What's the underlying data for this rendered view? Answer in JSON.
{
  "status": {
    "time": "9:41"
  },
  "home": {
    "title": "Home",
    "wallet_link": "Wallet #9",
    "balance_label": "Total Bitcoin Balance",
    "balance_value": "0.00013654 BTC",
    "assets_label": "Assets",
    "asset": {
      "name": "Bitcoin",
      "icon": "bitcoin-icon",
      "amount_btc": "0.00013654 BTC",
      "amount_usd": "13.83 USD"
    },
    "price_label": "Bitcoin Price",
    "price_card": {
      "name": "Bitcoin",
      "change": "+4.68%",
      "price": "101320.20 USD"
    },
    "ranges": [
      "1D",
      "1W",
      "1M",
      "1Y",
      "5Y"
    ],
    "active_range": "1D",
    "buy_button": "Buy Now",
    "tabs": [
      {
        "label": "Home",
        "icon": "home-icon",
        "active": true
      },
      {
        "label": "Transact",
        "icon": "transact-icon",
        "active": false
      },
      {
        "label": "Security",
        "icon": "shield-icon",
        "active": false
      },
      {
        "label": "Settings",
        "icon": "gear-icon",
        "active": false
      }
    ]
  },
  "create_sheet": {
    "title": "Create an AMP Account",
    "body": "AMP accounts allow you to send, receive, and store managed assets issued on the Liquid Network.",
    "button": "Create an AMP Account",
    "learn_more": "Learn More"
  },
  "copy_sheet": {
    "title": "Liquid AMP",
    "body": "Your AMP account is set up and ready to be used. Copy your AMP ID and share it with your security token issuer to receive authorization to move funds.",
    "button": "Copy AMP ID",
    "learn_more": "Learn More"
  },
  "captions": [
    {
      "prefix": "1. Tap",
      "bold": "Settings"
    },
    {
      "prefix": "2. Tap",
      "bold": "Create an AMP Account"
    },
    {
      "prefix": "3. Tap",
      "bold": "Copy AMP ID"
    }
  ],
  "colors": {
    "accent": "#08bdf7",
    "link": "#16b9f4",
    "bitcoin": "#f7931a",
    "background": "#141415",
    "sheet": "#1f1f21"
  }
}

→ WHAT IS NEEDED
Copy the material above back out, exactly as written.

→ TASK RESPONSE
What's the underlying data for this rendered view? Answer in JSON.
{
  "status": {
    "time": "9:41"
  },
  "home": {
    "title": "Home",
    "wallet_link": "Wallet #9",
    "balance_label": "Total Bitcoin Balance",
    "balance_value": "0.00013654 BTC",
    "assets_label": "Assets",
    "asset": {
      "name": "Bitcoin",
      "icon": "bitcoin-icon",
      "amount_btc": "0.00013654 BTC",
      "amount_usd": "13.83 USD"
    },
    "price_label": "Bitcoin Price",
    "price_card": {
      "name": "Bitcoin",
      "change": "+4.68%",
      "price": "101320.20 USD"
    },
    "ranges": [
      "1D",
      "1W",
      "1M",
      "1Y",
      "5Y"
    ],
    "active_range": "1D",
    "buy_button": "Buy Now",
    "tabs": [
      {
        "label": "Home",
        "icon": "home-icon",
        "active": true
      },
      {
        "label": "Transact",
        "icon": "transact-icon",
        "active": false
      },
      {
        "label": "Security",
        "icon": "shield-icon",
        "active": false
      },
      {
        "label": "Settings",
        "icon": "gear-icon",
        "active": false
      }
    ]
  },
  "create_sheet": {
    "title": "Create an AMP Account",
    "body": "AMP accounts allow you to send, receive, and store managed assets issued on the Liquid Network.",
    "button": "Create an AMP Account",
    "learn_more": "Learn More"
  },
  "copy_sheet": {
    "title": "Liquid AMP",
    "body": "Your AMP account is set up and ready to be used. Copy your AMP ID and share it with your security token issuer to receive authorization to move funds.",
    "button": "Copy AMP ID",
    "learn_more": "Learn More"
  },
  "captions": [
    {
      "prefix": "1. Tap",
      "bold": "Settings"
    },
    {
      "prefix": "2. Tap",
      "bold": "Create an AMP Account"
    },
    {
      "prefix": "3. Tap",
      "bold": "Copy AMP ID"
    }
  ],
  "colors": {
    "accent": "#08bdf7",
    "link": "#16b9f4",
    "bitcoin": "#f7931a",
    "background": "#141415",
    "sheet": "#1f1f21"
  }
}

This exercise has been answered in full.